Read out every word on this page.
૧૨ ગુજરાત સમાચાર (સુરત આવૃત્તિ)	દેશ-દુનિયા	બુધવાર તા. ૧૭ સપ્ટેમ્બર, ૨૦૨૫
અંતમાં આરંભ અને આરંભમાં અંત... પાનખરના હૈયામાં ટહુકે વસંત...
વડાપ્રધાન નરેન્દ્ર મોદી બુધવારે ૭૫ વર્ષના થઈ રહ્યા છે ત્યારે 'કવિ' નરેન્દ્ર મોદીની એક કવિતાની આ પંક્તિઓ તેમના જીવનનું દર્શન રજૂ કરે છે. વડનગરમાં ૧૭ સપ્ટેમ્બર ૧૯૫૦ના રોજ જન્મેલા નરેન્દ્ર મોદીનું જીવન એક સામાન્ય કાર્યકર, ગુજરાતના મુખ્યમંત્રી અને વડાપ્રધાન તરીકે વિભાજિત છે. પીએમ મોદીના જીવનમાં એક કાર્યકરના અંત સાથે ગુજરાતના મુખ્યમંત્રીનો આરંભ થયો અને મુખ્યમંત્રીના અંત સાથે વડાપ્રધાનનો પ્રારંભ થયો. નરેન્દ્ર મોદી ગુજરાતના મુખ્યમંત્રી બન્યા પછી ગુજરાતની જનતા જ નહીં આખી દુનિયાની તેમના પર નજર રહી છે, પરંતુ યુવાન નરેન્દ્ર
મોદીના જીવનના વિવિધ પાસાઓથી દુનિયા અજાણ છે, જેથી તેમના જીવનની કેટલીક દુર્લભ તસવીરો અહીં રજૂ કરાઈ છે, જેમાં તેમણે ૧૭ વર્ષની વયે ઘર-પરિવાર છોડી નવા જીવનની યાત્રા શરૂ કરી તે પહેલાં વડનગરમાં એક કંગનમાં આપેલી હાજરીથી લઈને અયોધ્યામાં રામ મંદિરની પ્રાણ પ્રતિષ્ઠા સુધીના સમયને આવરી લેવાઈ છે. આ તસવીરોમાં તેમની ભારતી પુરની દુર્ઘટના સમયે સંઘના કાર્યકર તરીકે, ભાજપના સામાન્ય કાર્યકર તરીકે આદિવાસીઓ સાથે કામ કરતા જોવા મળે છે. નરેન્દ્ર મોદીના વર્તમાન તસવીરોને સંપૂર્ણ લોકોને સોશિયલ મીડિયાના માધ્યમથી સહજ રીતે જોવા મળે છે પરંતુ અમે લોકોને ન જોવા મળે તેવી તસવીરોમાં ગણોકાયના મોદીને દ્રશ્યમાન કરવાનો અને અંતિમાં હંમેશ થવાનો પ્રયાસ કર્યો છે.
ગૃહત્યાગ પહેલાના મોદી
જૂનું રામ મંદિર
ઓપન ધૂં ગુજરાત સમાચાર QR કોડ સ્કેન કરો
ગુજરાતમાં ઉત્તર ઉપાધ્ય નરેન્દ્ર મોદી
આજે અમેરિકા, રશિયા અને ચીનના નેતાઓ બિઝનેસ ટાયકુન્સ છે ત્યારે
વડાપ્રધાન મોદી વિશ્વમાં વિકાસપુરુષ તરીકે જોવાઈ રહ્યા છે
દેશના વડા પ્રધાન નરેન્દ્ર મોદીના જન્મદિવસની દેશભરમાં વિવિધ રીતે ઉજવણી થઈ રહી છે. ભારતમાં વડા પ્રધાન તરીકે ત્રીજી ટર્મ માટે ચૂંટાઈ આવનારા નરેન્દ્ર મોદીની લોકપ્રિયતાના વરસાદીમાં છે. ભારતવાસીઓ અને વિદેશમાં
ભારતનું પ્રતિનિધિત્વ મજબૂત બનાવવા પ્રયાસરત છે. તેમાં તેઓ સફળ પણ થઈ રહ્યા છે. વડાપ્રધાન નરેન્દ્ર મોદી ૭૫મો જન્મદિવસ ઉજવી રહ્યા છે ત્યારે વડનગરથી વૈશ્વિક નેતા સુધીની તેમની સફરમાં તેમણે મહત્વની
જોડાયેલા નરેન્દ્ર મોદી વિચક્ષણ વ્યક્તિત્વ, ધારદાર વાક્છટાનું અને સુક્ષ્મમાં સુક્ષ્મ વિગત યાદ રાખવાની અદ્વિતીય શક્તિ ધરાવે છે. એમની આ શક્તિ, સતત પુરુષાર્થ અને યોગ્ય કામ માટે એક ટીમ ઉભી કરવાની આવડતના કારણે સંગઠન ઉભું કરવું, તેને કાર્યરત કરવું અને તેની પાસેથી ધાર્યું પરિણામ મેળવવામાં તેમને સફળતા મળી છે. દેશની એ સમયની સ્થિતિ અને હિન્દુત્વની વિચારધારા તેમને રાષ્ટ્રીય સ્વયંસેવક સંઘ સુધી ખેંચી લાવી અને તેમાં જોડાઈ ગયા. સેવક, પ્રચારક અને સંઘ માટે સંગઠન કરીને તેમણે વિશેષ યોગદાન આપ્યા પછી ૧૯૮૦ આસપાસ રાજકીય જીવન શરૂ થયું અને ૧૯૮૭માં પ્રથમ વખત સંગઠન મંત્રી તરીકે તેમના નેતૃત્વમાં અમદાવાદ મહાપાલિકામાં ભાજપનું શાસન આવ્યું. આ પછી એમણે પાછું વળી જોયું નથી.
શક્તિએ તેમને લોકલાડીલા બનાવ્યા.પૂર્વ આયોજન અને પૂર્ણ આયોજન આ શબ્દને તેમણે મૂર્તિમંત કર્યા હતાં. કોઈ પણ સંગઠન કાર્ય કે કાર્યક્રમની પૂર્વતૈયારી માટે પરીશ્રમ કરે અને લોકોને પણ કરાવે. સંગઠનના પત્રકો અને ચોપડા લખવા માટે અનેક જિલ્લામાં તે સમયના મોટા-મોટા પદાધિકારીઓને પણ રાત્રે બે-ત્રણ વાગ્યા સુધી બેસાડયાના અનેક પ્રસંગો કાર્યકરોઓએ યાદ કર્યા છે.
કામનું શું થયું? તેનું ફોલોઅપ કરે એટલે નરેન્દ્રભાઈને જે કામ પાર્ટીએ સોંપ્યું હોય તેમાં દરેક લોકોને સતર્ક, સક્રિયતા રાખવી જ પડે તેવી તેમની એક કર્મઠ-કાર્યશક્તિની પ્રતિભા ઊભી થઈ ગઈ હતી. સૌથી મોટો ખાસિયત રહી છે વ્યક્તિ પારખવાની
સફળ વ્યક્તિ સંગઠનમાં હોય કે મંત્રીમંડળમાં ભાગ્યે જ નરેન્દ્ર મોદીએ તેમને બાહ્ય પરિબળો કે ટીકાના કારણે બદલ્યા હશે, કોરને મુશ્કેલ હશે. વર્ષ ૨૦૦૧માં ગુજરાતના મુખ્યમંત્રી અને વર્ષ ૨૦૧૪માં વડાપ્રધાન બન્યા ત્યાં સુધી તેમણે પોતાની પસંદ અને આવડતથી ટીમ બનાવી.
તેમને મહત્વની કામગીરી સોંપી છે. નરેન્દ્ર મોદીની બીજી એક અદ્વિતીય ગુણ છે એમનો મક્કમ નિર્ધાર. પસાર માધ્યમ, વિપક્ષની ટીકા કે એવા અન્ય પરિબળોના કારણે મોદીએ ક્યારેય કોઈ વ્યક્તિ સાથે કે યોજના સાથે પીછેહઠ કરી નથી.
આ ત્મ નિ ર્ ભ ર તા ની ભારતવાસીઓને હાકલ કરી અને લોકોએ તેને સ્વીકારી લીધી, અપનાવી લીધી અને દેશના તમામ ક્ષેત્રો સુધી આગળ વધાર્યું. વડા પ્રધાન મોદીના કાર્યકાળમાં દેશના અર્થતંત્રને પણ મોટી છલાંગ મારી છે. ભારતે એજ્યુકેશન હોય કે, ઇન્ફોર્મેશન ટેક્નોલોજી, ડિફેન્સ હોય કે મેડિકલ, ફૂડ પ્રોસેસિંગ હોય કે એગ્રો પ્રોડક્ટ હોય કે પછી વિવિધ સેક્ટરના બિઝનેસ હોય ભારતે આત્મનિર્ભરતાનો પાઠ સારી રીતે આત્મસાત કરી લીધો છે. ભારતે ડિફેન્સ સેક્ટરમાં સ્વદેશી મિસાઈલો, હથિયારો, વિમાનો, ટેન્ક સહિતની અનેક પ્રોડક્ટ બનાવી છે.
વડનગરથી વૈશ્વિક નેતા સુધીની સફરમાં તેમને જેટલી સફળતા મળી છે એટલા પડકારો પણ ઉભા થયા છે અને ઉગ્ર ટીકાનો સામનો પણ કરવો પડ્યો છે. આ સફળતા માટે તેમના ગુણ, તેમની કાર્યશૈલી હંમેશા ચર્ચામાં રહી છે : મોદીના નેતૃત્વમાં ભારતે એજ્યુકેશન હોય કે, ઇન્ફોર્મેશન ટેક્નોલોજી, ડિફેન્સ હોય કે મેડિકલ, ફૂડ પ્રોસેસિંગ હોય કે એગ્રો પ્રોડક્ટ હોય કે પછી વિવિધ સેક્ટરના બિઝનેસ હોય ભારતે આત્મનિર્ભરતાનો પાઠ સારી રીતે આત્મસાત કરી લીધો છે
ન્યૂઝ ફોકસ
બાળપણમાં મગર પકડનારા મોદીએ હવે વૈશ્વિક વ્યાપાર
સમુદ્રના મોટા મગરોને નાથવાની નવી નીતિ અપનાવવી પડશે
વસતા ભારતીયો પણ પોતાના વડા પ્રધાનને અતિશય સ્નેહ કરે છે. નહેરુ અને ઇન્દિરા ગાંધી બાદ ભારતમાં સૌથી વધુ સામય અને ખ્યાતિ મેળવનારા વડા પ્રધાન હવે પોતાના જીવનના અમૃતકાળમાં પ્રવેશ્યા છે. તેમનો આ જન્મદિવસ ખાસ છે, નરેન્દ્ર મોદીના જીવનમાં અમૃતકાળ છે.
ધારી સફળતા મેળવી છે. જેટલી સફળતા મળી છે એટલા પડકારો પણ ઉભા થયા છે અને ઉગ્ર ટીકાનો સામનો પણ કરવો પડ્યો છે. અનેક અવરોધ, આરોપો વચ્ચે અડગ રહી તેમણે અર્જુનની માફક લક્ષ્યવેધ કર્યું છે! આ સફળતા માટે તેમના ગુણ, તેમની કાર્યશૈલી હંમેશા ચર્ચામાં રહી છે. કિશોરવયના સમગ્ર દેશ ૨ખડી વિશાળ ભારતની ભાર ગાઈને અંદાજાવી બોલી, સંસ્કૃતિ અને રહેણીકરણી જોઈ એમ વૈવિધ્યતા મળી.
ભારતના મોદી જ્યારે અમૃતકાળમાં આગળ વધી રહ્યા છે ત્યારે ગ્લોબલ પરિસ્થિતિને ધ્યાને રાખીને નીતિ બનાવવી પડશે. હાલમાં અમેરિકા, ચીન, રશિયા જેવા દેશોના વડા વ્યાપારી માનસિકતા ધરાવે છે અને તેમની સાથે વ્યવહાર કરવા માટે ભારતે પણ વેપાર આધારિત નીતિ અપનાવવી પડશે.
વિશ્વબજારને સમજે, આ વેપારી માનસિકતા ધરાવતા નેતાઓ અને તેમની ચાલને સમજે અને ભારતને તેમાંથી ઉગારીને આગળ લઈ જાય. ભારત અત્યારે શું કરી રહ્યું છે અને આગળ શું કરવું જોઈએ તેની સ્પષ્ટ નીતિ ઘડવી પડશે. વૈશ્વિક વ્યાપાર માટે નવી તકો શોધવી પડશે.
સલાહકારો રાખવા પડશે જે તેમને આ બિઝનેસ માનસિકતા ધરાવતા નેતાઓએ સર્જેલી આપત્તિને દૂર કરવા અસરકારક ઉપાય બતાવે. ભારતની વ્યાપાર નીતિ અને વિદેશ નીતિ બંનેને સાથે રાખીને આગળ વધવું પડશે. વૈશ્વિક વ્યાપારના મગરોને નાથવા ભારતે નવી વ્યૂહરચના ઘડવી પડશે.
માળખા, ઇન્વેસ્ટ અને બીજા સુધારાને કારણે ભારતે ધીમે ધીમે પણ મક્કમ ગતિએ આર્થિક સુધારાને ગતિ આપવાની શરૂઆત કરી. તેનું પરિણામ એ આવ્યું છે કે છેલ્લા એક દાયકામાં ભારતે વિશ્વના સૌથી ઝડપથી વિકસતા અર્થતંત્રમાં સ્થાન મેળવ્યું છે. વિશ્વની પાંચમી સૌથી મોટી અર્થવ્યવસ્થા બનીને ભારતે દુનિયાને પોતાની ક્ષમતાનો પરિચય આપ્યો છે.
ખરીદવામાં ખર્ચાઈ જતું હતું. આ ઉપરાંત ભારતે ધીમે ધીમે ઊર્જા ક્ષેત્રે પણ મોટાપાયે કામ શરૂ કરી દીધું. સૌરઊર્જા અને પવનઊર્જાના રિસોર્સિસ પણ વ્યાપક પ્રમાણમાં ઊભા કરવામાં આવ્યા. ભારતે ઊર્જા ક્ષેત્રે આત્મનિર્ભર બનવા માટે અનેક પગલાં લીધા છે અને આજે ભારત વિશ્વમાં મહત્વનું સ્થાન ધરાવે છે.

PROBLEM STATEMENT
Among the entries, how many lines contain the string "વડનગરથ"? Give the number without anything else.

THE SOLUTION
2